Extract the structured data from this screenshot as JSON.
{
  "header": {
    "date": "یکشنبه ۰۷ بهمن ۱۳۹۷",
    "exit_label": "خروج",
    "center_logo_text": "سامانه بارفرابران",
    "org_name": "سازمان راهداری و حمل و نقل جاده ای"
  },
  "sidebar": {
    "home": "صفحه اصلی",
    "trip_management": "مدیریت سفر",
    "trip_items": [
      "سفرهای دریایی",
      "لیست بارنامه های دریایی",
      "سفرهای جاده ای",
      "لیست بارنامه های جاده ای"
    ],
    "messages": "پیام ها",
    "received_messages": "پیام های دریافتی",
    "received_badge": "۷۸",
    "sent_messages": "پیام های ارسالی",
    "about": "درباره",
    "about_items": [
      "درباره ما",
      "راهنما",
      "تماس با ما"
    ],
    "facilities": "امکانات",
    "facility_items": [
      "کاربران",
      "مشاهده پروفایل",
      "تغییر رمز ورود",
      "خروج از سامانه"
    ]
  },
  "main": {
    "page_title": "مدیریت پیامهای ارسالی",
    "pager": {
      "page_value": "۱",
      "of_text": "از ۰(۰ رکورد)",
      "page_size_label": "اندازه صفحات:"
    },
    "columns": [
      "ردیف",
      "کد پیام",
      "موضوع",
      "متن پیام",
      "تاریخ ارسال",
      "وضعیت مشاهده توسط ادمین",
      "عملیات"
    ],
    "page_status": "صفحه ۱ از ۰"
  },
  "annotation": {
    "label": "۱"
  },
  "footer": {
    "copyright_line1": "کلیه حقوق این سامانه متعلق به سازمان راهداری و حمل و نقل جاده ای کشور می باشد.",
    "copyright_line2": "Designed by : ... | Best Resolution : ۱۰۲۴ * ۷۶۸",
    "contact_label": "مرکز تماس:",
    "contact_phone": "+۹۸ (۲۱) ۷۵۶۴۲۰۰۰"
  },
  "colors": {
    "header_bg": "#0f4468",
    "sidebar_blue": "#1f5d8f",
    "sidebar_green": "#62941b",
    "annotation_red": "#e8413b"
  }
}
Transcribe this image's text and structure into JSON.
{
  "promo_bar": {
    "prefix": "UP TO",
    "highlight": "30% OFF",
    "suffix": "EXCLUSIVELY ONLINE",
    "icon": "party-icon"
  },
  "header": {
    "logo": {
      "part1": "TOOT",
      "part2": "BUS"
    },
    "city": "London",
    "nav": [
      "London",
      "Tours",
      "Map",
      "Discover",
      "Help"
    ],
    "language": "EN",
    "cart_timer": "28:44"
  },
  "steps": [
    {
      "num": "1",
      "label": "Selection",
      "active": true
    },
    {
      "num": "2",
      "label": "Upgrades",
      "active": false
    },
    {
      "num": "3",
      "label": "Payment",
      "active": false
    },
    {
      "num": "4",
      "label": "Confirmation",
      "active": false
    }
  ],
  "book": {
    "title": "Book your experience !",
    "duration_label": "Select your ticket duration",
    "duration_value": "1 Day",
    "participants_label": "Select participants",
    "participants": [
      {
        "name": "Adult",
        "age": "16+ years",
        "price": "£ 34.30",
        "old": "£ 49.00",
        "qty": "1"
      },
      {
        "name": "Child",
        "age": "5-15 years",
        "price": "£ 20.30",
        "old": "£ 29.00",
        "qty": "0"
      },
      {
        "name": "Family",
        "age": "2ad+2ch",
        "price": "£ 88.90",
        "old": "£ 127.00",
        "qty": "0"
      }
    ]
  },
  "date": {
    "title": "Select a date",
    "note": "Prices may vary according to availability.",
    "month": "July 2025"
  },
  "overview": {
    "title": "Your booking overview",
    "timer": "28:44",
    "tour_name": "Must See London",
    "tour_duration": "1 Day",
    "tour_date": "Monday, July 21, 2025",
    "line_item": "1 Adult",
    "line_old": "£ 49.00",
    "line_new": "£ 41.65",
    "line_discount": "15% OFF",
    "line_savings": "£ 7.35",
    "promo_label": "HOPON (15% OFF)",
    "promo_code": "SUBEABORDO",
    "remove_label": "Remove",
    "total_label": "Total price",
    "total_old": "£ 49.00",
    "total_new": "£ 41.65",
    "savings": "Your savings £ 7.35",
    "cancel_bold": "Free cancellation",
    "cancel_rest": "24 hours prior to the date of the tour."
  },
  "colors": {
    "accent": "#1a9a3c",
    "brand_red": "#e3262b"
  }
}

YOUR GOAL
Write out all the lines again, exactly as they are.

SOLUTION TO THIS PROBLEM
Extract the structured data from this screenshot as JSON.
{
  "header": {
    "date": "یکشنبه ۰۷ بهمن ۱۳۹۷",
    "exit_label": "خروج",
    "center_logo_text": "سامانه بارفرابران",
    "org_name": "سازمان راهداری و حمل و نقل جاده ای"
  },
  "sidebar": {
    "home": "صفحه اصلی",
    "trip_management": "مدیریت سفر",
    "trip_items": [
      "سفرهای دریایی",
      "لیست بارنامه های دریایی",
      "سفرهای جاده ای",
      "لیست بارنامه های جاده ای"
    ],
    "messages": "پیام ها",
    "received_messages": "پیام های دریافتی",
    "received_badge": "۷۸",
    "sent_messages": "پیام های ارسالی",
    "about": "درباره",
    "about_items": [
      "درباره ما",
      "راهنما",
      "تماس با ما"
    ],
    "facilities": "امکانات",
    "facility_items": [
      "کاربران",
      "مشاهده پروفایل",
      "تغییر رمز ورود",
      "خروج از سامانه"
    ]
  },
  "main": {
    "page_title": "مدیریت پیامهای ارسالی",
    "pager": {
      "page_value": "۱",
      "of_text": "از ۰(۰ رکورد)",
      "page_size_label": "اندازه صفحات:"
    },
    "columns": [
      "ردیف",
      "کد پیام",
      "موضوع",
      "متن پیام",
      "تاریخ ارسال",
      "وضعیت مشاهده توسط ادمین",
      "عملیات"
    ],
    "page_status": "صفحه ۱ از ۰"
  },
  "annotation": {
    "label": "۱"
  },
  "footer": {
    "copyright_line1": "کلیه حقوق این سامانه متعلق به سازمان راهداری و حمل و نقل جاده ای کشور می باشد.",
    "copyright_line2": "Designed by : ... | Best Resolution : ۱۰۲۴ * ۷۶۸",
    "contact_label": "مرکز تماس:",
    "contact_phone": "+۹۸ (۲۱) ۷۵۶۴۲۰۰۰"
  },
  "colors": {
    "header_bg": "#0f4468",
    "sidebar_blue": "#1f5d8f",
    "sidebar_green": "#62941b",
    "annotation_red": "#e8413b"
  }
}
Transcribe this image's text and structure into JSON.
{
  "promo_bar": {
    "prefix": "UP TO",
    "highlight": "30% OFF",
    "suffix": "EXCLUSIVELY ONLINE",
    "icon": "party-icon"
  },
  "header": {
    "logo": {
      "part1": "TOOT",
      "part2": "BUS"
    },
    "city": "London",
    "nav": [
      "London",
      "Tours",
      "Map",
      "Discover",
      "Help"
    ],
    "language": "EN",
    "cart_timer": "28:44"
  },
  "steps": [
    {
      "num": "1",
      "label": "Selection",
      "active": true
    },
    {
      "num": "2",
      "label": "Upgrades",
      "active": false
    },
    {
      "num": "3",
      "label": "Payment",
      "active": false
    },
    {
      "num": "4",
      "label": "Confirmation",
      "active": false
    }
  ],
  "book": {
    "title": "Book your experience !",
    "duration_label": "Select your ticket duration",
    "duration_value": "1 Day",
    "participants_label": "Select participants",
    "participants": [
      {
        "name": "Adult",
        "age": "16+ years",
        "price": "£ 34.30",
        "old": "£ 49.00",
        "qty": "1"
      },
      {
        "name": "Child",
        "age": "5-15 years",
        "price": "£ 20.30",
        "old": "£ 29.00",
        "qty": "0"
      },
      {
        "name": "Family",
        "age": "2ad+2ch",
        "price": "£ 88.90",
        "old": "£ 127.00",
        "qty": "0"
      }
    ]
  },
  "date": {
    "title": "Select a date",
    "note": "Prices may vary according to availability.",
    "month": "July 2025"
  },
  "overview": {
    "title": "Your booking overview",
    "timer": "28:44",
    "tour_name": "Must See London",
    "tour_duration": "1 Day",
    "tour_date": "Monday, July 21, 2025",
    "line_item": "1 Adult",
    "line_old": "£ 49.00",
    "line_new": "£ 41.65",
    "line_discount": "15% OFF",
    "line_savings": "£ 7.35",
    "promo_label": "HOPON (15% OFF)",
    "promo_code": "SUBEABORDO",
    "remove_label": "Remove",
    "total_label": "Total price",
    "total_old": "£ 49.00",
    "total_new": "£ 41.65",
    "savings": "Your savings £ 7.35",
    "cancel_bold": "Free cancellation",
    "cancel_rest": "24 hours prior to the date of the tour."
  },
  "colors": {
    "accent": "#1a9a3c",
    "brand_red": "#e3262b"
  }
}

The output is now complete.